### [WHAT YOU SHOULD DO]
Exactly repeat the material, dropping only the pictures.

******************************

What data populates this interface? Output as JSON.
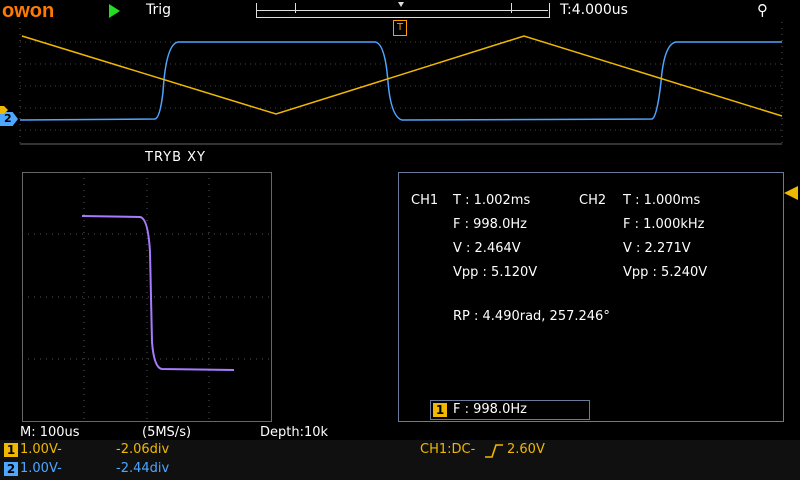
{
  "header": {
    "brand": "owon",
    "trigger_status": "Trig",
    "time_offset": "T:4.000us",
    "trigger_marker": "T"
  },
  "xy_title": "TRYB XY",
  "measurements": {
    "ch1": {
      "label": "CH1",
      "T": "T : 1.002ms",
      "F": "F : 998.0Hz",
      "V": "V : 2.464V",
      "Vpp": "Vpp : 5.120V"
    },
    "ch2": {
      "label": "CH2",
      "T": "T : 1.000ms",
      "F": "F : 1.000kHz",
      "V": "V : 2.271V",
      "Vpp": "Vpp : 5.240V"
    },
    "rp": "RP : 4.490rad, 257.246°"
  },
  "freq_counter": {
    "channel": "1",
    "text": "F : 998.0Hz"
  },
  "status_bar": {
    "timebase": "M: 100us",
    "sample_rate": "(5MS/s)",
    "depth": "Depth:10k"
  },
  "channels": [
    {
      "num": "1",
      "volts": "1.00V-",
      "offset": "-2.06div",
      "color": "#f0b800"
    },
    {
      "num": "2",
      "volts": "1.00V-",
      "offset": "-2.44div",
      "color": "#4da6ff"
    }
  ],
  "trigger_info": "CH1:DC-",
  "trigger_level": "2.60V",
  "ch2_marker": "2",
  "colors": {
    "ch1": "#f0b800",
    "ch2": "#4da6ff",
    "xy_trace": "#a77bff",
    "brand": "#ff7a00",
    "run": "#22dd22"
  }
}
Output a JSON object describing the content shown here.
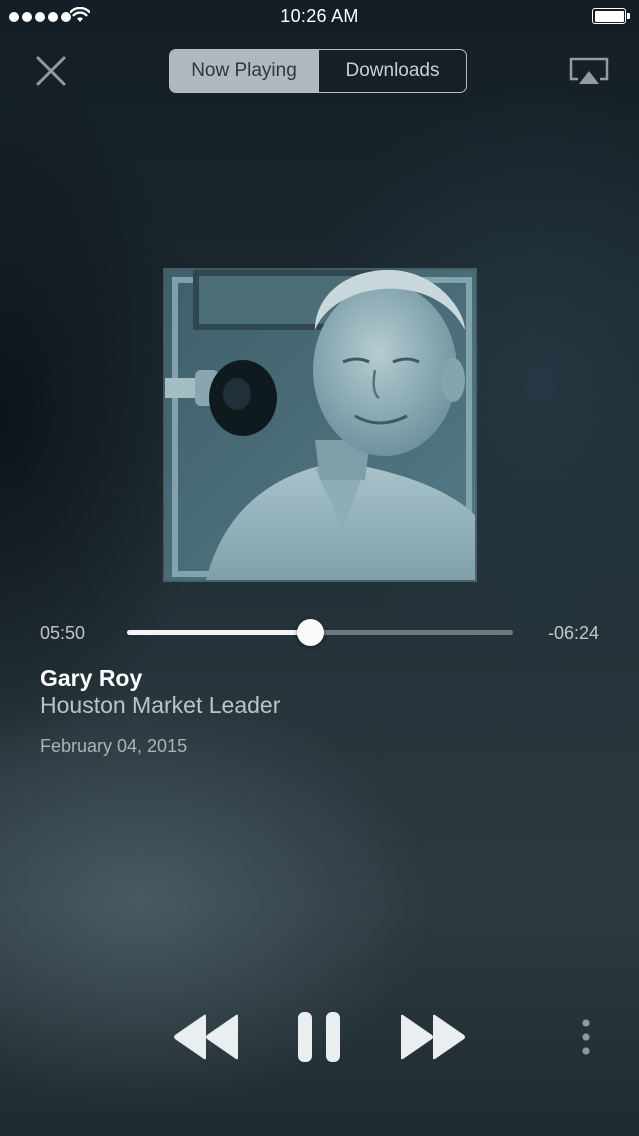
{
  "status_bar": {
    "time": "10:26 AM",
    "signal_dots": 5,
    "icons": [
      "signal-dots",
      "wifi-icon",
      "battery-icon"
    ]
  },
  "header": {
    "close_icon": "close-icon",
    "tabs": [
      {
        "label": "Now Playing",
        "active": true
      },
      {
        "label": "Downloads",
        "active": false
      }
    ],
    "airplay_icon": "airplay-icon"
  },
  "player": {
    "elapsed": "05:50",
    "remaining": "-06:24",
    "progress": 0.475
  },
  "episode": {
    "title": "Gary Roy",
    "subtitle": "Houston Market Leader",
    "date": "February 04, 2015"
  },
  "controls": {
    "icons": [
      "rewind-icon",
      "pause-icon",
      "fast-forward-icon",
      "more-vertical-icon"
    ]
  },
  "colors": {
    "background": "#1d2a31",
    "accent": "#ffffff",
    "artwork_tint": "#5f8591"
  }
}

******************************

### [SOLUTION TO THE PROBLEM]
What data populates this interface? Output as JSON.
{
  "header": {
    "brand": "owon",
    "trigger_status": "Trig",
    "time_offset": "T:4.000us",
    "trigger_marker": "T"
  },
  "xy_title": "TRYB XY",
  "measurements": {
    "ch1": {
      "label": "CH1",
      "T": "T : 1.002ms",
      "F": "F : 998.0Hz",
      "V": "V : 2.464V",
      "Vpp": "Vpp : 5.120V"
    },
    "ch2": {
      "label": "CH2",
      "T": "T : 1.000ms",
      "F": "F : 1.000kHz",
      "V": "V : 2.271V",
      "Vpp": "Vpp : 5.240V"
    },
    "rp": "RP : 4.490rad, 257.246°"
  },
  "freq_counter": {
    "channel": "1",
    "text": "F : 998.0Hz"
  },
  "status_bar": {
    "timebase": "M: 100us",
    "sample_rate": "(5MS/s)",
    "depth": "Depth:10k"
  },
  "channels": [
    {
      "num": "1",
      "volts": "1.00V-",
      "offset": "-2.06div",
      "color": "#f0b800"
    },
    {
      "num": "2",
      "volts": "1.00V-",
      "offset": "-2.44div",
      "color": "#4da6ff"
    }
  ],
  "trigger_info": "CH1:DC-",
  "trigger_level": "2.60V",
  "ch2_marker": "2",
  "colors": {
    "ch1": "#f0b800",
    "ch2": "#4da6ff",
    "xy_trace": "#a77bff",
    "brand": "#ff7a00",
    "run": "#22dd22"
  }
}
Output a JSON object describing the content shown here.
{
  "status_bar": {
    "time": "10:26 AM",
    "signal_dots": 5,
    "icons": [
      "signal-dots",
      "wifi-icon",
      "battery-icon"
    ]
  },
  "header": {
    "close_icon": "close-icon",
    "tabs": [
      {
        "label": "Now Playing",
        "active": true
      },
      {
        "label": "Downloads",
        "active": false
      }
    ],
    "airplay_icon": "airplay-icon"
  },
  "player": {
    "elapsed": "05:50",
    "remaining": "-06:24",
    "progress": 0.475
  },
  "episode": {
    "title": "Gary Roy",
    "subtitle": "Houston Market Leader",
    "date": "February 04, 2015"
  },
  "controls": {
    "icons": [
      "rewind-icon",
      "pause-icon",
      "fast-forward-icon",
      "more-vertical-icon"
    ]
  },
  "colors": {
    "background": "#1d2a31",
    "accent": "#ffffff",
    "artwork_tint": "#5f8591"
  }
}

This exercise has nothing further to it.